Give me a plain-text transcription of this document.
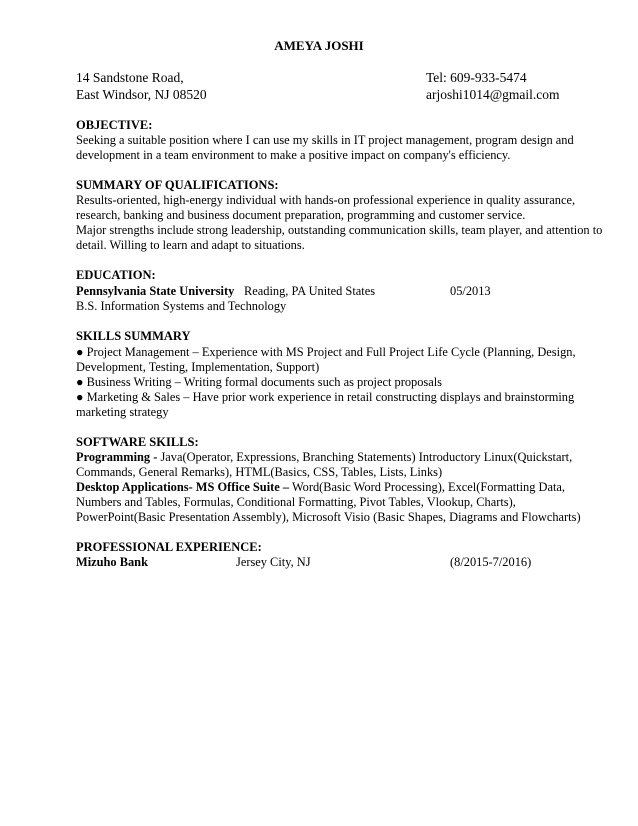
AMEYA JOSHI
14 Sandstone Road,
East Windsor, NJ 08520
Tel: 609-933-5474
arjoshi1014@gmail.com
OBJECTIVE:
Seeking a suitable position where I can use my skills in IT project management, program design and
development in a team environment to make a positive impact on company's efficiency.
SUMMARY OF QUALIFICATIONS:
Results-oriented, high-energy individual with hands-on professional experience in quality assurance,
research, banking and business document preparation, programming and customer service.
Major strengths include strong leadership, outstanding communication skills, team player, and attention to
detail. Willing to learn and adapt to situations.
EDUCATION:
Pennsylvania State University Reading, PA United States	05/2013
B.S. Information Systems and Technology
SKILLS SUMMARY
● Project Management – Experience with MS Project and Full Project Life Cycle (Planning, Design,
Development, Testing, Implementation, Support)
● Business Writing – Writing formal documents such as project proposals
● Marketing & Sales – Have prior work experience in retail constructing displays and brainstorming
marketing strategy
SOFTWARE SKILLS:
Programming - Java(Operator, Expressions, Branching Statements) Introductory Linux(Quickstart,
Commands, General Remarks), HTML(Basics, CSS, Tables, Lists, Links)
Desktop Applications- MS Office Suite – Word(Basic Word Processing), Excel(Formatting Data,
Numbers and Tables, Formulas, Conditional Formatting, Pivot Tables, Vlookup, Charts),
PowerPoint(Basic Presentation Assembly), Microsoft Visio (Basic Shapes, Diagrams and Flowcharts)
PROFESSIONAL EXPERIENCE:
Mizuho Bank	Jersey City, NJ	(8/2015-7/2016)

**********

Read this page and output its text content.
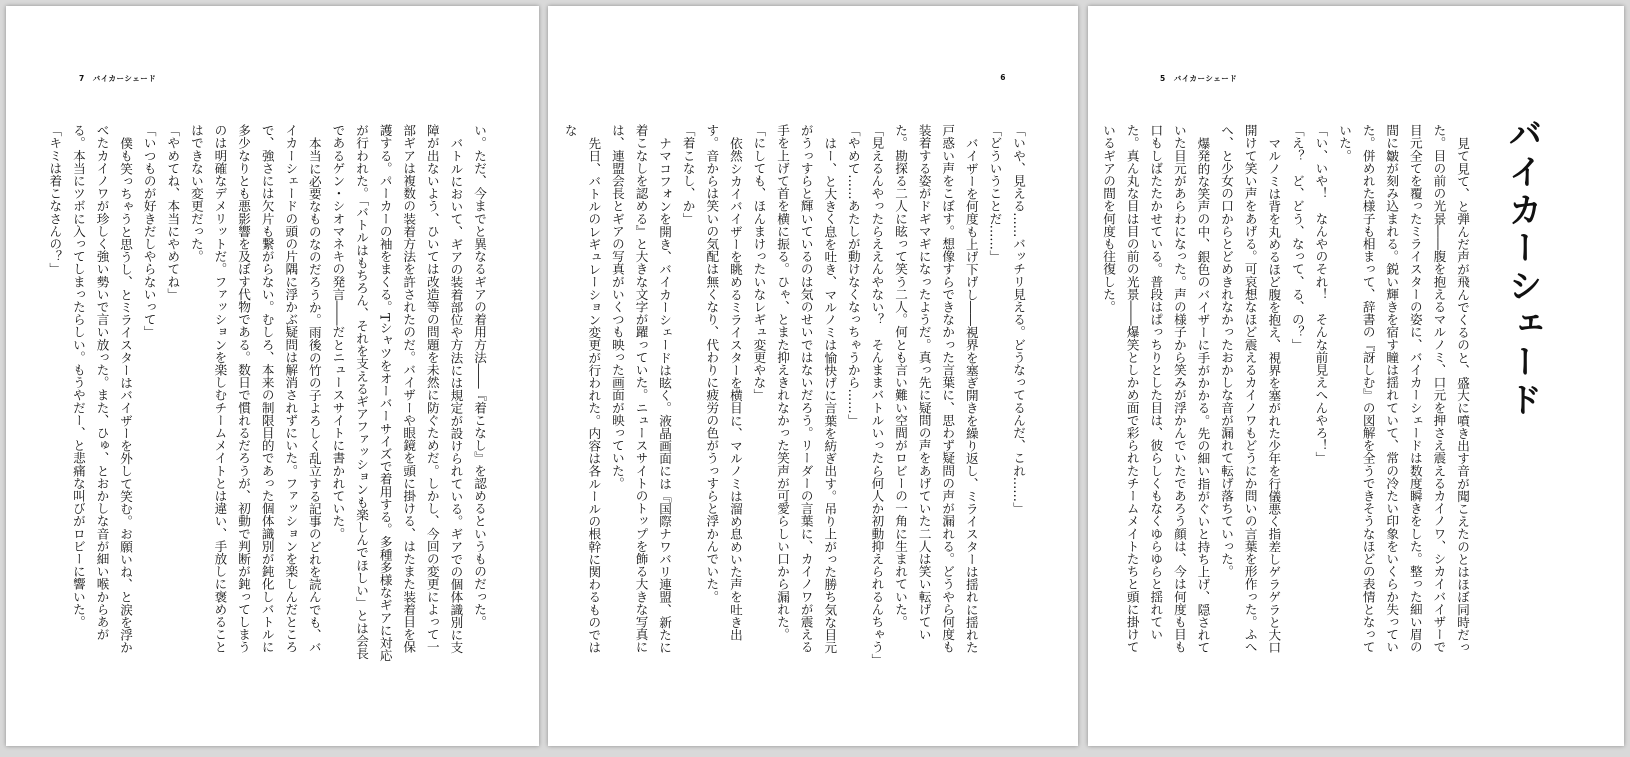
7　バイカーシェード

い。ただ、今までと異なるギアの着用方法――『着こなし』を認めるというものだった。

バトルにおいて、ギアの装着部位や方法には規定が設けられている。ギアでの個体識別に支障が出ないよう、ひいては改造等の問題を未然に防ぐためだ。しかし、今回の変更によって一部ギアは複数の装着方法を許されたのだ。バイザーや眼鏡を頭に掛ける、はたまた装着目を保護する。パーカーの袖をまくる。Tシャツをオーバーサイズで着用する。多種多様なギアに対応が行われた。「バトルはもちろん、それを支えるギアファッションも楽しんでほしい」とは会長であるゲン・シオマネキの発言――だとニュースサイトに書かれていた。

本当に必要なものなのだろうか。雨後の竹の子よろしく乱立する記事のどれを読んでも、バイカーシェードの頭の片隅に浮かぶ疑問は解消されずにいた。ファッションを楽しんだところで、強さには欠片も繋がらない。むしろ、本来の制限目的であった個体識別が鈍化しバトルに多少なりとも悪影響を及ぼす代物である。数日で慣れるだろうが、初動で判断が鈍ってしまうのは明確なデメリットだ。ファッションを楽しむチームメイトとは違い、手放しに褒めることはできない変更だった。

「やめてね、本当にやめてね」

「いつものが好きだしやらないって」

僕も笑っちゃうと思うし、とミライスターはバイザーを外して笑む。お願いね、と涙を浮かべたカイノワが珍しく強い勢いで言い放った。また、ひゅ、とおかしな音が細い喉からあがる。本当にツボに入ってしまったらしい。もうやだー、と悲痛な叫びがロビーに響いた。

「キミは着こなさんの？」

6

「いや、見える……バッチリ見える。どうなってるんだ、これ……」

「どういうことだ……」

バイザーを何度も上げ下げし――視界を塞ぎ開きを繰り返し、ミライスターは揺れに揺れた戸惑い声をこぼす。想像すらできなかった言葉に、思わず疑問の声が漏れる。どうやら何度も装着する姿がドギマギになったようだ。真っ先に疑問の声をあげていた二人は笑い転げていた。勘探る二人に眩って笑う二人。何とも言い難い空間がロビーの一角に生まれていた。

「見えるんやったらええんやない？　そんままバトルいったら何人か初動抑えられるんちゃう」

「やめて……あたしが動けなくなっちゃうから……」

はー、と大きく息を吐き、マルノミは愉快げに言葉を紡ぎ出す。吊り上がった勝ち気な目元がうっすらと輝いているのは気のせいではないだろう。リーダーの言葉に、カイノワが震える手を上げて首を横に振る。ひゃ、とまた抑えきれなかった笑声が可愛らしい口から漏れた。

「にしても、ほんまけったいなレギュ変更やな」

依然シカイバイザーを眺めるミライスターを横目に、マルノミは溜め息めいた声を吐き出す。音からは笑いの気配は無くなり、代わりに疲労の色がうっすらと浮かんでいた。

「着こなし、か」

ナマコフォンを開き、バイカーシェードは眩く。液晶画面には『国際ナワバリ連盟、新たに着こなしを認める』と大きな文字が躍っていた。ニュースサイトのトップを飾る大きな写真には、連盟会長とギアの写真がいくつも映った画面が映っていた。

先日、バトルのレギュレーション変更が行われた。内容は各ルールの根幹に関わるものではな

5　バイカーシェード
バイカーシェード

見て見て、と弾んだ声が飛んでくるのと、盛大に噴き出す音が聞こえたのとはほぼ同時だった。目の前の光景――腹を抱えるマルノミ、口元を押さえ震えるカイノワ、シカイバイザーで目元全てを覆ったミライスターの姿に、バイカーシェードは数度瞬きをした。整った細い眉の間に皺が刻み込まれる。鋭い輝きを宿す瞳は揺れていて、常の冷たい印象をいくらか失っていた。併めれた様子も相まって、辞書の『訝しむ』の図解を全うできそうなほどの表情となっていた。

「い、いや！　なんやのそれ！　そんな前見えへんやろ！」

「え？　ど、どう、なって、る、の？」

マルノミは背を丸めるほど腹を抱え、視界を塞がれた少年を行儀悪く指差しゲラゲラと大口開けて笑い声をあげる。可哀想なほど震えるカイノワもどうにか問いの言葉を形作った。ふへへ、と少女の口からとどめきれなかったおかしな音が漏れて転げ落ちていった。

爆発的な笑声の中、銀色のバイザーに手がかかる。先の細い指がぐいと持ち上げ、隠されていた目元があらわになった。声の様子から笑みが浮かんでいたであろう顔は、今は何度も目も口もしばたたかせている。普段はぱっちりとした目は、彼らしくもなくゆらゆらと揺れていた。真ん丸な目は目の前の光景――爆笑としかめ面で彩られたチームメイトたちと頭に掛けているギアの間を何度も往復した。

**********

— Work instructions —
Show every line where the string "text" appears.

— Result of this task —
Give me a plain-text transcription of this document.
Read this page and output its text content.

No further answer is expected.